**THE EXERCISE**: Take every line that has the string "into" and copy it out.

**INPUT FOR THIS TASK**:
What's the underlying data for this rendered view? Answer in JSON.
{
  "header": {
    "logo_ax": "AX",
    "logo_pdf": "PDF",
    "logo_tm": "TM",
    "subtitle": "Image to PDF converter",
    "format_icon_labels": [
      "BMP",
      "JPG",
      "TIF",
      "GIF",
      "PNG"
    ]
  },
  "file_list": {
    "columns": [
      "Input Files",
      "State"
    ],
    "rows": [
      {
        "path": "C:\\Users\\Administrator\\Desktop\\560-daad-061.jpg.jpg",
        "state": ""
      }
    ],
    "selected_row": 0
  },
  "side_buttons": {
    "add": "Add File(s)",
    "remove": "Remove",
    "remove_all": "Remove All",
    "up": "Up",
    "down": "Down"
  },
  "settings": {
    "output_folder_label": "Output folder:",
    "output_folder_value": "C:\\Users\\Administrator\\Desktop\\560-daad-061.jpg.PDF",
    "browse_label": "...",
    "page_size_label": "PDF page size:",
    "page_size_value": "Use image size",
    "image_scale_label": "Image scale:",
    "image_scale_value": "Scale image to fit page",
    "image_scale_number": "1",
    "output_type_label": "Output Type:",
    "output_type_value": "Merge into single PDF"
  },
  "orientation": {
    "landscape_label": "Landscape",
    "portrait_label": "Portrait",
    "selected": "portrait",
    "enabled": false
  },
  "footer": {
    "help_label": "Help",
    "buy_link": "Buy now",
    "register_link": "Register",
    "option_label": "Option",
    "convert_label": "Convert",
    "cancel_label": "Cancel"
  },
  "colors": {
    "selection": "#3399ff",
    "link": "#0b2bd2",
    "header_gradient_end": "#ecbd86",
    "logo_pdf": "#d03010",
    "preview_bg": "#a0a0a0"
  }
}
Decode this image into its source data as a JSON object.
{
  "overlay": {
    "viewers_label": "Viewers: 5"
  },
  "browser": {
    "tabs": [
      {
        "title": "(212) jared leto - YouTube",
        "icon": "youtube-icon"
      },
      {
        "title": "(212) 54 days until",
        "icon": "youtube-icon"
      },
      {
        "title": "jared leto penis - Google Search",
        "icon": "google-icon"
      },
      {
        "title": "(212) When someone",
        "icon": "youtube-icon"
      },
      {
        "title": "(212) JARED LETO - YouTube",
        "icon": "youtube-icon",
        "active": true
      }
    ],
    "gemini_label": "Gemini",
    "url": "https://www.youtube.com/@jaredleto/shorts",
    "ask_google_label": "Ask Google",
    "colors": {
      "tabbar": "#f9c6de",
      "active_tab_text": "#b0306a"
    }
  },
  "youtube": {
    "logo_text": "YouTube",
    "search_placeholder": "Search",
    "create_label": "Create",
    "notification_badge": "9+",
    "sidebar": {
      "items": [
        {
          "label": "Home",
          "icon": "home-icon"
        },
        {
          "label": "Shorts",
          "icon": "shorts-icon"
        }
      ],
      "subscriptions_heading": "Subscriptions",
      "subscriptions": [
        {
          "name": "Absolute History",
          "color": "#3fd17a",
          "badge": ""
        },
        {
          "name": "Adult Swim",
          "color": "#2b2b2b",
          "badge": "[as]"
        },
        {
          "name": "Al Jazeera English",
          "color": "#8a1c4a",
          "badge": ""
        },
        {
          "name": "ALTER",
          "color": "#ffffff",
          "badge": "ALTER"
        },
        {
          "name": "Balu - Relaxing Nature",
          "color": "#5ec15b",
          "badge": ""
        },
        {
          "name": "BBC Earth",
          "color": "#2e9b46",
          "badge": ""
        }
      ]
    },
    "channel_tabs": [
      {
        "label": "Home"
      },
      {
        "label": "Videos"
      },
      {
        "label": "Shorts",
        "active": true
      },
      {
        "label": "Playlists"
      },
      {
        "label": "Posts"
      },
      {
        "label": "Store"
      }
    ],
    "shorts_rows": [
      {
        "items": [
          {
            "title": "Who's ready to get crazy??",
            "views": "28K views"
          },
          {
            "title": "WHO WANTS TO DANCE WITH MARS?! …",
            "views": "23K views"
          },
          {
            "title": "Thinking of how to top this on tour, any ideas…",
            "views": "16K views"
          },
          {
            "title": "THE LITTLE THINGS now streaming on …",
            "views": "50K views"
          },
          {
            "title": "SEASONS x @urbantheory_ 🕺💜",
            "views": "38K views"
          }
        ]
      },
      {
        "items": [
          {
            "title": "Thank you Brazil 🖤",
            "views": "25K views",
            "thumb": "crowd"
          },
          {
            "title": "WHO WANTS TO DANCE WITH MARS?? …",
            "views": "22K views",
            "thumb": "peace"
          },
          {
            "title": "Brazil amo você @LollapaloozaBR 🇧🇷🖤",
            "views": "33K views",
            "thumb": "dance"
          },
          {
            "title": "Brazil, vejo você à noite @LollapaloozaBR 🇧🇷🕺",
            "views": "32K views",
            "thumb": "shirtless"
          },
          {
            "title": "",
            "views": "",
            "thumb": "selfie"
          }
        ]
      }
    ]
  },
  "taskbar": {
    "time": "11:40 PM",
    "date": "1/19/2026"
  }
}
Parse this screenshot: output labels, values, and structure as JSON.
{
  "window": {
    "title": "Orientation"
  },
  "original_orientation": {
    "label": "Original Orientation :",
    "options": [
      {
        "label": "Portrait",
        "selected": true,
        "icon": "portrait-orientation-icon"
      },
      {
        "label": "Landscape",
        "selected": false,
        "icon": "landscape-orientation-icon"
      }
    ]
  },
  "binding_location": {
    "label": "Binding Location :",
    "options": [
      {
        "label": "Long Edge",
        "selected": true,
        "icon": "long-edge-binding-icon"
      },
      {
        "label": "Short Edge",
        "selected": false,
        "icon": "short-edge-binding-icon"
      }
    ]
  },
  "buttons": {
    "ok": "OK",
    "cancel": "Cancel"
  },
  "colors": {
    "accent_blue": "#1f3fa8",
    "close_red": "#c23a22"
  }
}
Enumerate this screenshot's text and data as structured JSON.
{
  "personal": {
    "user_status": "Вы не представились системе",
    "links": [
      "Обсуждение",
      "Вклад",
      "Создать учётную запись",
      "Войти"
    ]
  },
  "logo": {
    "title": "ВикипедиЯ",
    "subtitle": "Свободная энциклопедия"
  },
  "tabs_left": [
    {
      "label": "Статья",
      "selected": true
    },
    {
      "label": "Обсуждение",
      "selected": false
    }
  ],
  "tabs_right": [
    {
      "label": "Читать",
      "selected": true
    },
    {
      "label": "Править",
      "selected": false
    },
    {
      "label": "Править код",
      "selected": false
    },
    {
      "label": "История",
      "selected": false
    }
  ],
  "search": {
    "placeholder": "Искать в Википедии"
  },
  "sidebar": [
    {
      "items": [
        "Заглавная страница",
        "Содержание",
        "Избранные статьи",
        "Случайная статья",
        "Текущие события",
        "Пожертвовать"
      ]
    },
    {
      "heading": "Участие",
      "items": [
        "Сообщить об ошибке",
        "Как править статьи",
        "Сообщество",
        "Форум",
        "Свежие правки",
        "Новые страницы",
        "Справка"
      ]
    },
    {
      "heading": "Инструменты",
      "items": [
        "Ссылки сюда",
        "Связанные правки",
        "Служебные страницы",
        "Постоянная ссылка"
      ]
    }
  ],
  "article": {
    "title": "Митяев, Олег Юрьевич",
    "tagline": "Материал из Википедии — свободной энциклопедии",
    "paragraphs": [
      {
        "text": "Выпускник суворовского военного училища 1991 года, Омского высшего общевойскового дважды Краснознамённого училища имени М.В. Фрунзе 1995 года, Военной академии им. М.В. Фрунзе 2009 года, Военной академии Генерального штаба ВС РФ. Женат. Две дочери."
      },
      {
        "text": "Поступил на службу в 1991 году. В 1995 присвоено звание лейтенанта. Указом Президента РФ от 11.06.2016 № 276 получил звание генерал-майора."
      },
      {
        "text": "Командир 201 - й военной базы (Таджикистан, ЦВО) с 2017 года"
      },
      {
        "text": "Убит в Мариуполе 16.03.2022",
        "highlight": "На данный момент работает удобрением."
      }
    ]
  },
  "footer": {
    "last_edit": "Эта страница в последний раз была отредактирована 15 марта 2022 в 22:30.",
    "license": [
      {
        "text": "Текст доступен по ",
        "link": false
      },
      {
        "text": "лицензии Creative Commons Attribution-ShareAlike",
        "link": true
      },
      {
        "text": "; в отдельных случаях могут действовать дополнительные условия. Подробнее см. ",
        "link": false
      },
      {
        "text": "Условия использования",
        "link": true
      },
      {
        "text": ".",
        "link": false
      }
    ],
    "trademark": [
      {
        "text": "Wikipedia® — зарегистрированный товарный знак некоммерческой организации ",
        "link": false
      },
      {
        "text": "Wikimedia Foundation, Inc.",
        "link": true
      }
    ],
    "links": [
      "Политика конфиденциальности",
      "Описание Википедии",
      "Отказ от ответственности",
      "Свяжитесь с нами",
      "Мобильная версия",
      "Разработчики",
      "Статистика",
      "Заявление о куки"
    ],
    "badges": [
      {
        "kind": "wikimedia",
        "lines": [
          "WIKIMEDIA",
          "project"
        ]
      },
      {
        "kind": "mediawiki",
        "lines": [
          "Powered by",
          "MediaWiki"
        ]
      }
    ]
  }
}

**WRITTEN RESPONSE**:
    "output_type_value": "Merge into single PDF"
Decode this image into its source data as a JSON object.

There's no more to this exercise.